The problem
Return every line below that contains the string "editor". Case counts.

Records taken from a collection:
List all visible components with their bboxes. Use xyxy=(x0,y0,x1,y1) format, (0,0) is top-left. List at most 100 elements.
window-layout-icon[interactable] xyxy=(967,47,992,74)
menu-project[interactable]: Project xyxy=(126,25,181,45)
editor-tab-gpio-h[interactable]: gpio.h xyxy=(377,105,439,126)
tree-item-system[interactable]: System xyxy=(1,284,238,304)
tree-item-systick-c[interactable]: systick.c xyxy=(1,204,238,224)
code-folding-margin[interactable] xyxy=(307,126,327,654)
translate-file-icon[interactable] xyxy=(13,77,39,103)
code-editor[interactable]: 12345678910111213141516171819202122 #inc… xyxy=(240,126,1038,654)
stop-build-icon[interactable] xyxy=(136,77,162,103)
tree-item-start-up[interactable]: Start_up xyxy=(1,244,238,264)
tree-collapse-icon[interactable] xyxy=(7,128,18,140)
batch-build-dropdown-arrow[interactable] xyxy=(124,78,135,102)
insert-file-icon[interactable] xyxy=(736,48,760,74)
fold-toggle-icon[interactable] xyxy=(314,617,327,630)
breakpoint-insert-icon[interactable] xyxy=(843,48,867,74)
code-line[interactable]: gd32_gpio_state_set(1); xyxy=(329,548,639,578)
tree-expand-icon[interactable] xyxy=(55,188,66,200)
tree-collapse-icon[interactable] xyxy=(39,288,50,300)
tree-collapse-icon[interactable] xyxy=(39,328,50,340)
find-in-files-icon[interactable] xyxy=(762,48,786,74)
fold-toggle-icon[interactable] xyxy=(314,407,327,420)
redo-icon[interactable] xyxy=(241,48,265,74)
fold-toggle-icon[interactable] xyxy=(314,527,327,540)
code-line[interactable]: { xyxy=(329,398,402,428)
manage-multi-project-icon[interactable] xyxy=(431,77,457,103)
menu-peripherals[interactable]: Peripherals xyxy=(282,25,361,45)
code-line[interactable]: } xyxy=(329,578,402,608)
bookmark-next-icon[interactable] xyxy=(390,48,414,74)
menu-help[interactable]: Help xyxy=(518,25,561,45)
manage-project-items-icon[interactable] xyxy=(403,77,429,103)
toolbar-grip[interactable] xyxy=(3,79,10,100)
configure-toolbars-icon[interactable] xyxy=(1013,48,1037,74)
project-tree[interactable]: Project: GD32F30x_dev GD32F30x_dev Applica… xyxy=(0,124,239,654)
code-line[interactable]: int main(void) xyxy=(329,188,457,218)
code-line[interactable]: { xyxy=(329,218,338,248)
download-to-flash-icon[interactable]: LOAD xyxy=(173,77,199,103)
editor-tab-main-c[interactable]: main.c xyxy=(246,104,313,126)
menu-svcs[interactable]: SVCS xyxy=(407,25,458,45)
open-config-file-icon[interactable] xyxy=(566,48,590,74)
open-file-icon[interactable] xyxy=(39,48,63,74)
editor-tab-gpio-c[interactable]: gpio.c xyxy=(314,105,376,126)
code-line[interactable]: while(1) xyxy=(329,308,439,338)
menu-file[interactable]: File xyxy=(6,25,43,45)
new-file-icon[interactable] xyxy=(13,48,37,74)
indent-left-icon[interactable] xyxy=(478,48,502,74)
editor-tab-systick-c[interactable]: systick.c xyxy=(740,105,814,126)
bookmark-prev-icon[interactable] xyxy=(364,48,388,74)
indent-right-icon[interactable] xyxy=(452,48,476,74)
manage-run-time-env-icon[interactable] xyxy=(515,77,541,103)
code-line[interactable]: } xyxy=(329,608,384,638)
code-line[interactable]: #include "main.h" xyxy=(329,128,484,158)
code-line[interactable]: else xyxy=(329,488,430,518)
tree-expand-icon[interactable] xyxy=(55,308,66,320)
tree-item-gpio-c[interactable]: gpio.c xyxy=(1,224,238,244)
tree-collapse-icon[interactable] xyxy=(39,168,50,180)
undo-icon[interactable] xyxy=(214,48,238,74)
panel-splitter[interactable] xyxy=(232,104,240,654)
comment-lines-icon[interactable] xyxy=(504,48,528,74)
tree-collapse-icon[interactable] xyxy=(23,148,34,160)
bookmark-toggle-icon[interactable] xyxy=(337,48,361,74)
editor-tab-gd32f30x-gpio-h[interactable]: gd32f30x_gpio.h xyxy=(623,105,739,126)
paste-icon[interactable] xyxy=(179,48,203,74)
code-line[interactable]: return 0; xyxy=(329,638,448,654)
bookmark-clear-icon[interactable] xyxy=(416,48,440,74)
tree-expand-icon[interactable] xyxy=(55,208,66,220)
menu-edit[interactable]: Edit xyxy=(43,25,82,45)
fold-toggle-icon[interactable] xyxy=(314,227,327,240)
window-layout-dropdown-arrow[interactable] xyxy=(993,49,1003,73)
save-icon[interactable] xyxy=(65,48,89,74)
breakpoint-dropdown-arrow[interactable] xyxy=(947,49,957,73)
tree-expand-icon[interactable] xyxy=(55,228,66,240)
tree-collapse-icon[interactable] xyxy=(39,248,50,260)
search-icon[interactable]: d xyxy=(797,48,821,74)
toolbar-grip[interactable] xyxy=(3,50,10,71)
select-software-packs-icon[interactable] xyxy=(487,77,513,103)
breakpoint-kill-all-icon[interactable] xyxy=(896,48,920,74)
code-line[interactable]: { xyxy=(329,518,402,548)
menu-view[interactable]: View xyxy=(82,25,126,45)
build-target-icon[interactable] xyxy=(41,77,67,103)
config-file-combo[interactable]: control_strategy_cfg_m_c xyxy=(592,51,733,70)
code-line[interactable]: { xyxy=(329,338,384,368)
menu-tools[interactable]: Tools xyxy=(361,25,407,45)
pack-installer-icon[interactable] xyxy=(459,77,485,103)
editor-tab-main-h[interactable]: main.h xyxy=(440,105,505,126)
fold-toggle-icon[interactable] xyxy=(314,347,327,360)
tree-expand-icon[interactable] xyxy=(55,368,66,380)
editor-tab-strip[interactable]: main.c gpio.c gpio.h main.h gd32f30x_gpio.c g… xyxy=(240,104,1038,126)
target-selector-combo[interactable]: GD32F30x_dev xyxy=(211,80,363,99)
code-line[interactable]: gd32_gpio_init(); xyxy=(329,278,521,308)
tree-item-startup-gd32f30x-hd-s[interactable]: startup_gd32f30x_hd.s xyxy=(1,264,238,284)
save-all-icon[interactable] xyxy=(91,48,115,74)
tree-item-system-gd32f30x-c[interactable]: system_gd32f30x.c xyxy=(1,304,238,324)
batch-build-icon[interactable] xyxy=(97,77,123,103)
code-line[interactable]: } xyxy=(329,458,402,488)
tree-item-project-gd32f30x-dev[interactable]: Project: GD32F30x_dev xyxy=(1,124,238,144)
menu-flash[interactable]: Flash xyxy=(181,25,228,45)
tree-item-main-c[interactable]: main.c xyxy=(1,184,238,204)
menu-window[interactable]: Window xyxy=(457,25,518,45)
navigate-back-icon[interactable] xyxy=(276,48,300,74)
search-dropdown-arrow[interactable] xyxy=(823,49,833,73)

Final result
editor-tab-gpio-h[interactable]: gpio.h xyxy=(377,105,439,126)
code-editor[interactable]: 12345678910111213141516171819202122 #inc… xyxy=(240,126,1038,654)
editor-tab-main-c[interactable]: main.c xyxy=(246,104,313,126)
editor-tab-gpio-c[interactable]: gpio.c xyxy=(314,105,376,126)
editor-tab-systick-c[interactable]: systick.c xyxy=(740,105,814,126)
editor-tab-gd32f30x-gpio-h[interactable]: gd32f30x_gpio.h xyxy=(623,105,739,126)
editor-tab-main-h[interactable]: main.h xyxy=(440,105,505,126)
editor-tab-strip[interactable]: main.c gpio.c gpio.h main.h gd32f30x_gpio.c g… xyxy=(240,104,1038,126)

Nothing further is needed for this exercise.